-------- Available data

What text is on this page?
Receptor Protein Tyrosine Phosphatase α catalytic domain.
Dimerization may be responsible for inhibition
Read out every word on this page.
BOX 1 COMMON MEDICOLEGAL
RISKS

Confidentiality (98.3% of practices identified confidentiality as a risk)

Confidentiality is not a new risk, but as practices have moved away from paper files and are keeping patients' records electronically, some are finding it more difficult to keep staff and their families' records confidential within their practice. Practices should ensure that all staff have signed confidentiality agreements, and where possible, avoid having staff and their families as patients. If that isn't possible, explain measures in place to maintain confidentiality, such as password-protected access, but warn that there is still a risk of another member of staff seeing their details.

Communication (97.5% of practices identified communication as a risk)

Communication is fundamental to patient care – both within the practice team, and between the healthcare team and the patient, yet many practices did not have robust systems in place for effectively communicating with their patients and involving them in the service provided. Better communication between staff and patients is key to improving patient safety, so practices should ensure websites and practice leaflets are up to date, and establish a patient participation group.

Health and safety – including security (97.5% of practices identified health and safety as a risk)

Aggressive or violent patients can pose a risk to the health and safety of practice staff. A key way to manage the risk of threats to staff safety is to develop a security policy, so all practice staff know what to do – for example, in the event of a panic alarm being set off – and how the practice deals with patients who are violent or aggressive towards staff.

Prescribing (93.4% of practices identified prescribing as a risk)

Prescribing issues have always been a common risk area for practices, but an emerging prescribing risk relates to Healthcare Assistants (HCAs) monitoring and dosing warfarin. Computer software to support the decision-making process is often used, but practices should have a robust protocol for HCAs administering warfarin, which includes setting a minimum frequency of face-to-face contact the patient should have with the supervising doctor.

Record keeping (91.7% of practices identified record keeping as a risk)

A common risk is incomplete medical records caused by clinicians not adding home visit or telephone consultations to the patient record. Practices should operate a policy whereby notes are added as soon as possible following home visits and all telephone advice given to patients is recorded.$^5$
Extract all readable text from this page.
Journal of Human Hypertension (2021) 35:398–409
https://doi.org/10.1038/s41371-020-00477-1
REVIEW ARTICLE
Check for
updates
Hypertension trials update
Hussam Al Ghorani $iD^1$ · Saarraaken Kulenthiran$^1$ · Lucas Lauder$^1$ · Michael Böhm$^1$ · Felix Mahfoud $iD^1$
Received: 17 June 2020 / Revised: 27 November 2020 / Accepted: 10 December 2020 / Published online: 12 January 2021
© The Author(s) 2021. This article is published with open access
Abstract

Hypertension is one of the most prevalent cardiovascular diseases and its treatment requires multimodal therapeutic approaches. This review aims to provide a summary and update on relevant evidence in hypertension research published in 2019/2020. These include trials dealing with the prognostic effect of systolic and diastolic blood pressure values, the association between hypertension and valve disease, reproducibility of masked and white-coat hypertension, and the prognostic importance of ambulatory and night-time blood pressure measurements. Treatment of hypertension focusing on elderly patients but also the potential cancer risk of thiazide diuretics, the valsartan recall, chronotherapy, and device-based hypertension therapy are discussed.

----------------

What you have to do:
Word for word, reproduce all of the material shown above.

Expected answer:
What text is on this page?
Receptor Protein Tyrosine Phosphatase α catalytic domain.
Dimerization may be responsible for inhibition
Read out every word on this page.
BOX 1 COMMON MEDICOLEGAL
RISKS

Confidentiality (98.3% of practices identified confidentiality as a risk)

Confidentiality is not a new risk, but as practices have moved away from paper files and are keeping patients' records electronically, some are finding it more difficult to keep staff and their families' records confidential within their practice. Practices should ensure that all staff have signed confidentiality agreements, and where possible, avoid having staff and their families as patients. If that isn't possible, explain measures in place to maintain confidentiality, such as password-protected access, but warn that there is still a risk of another member of staff seeing their details.

Communication (97.5% of practices identified communication as a risk)

Communication is fundamental to patient care – both within the practice team, and between the healthcare team and the patient, yet many practices did not have robust systems in place for effectively communicating with their patients and involving them in the service provided. Better communication between staff and patients is key to improving patient safety, so practices should ensure websites and practice leaflets are up to date, and establish a patient participation group.

Health and safety – including security (97.5% of practices identified health and safety as a risk)

Aggressive or violent patients can pose a risk to the health and safety of practice staff. A key way to manage the risk of threats to staff safety is to develop a security policy, so all practice staff know what to do – for example, in the event of a panic alarm being set off – and how the practice deals with patients who are violent or aggressive towards staff.

Prescribing (93.4% of practices identified prescribing as a risk)

Prescribing issues have always been a common risk area for practices, but an emerging prescribing risk relates to Healthcare Assistants (HCAs) monitoring and dosing warfarin. Computer software to support the decision-making process is often used, but practices should have a robust protocol for HCAs administering warfarin, which includes setting a minimum frequency of face-to-face contact the patient should have with the supervising doctor.

Record keeping (91.7% of practices identified record keeping as a risk)

A common risk is incomplete medical records caused by clinicians not adding home visit or telephone consultations to the patient record. Practices should operate a policy whereby notes are added as soon as possible following home visits and all telephone advice given to patients is recorded.$^5$
Extract all readable text from this page.
Journal of Human Hypertension (2021) 35:398–409
https://doi.org/10.1038/s41371-020-00477-1
REVIEW ARTICLE
Check for
updates
Hypertension trials update
Hussam Al Ghorani $iD^1$ · Saarraaken Kulenthiran$^1$ · Lucas Lauder$^1$ · Michael Böhm$^1$ · Felix Mahfoud $iD^1$
Received: 17 June 2020 / Revised: 27 November 2020 / Accepted: 10 December 2020 / Published online: 12 January 2021
© The Author(s) 2021. This article is published with open access
Abstract

Hypertension is one of the most prevalent cardiovascular diseases and its treatment requires multimodal therapeutic approaches. This review aims to provide a summary and update on relevant evidence in hypertension research published in 2019/2020. These include trials dealing with the prognostic effect of systolic and diastolic blood pressure values, the association between hypertension and valve disease, reproducibility of masked and white-coat hypertension, and the prognostic importance of ambulatory and night-time blood pressure measurements. Treatment of hypertension focusing on elderly patients but also the potential cancer risk of thiazide diuretics, the valsartan recall, chronotherapy, and device-based hypertension therapy are discussed.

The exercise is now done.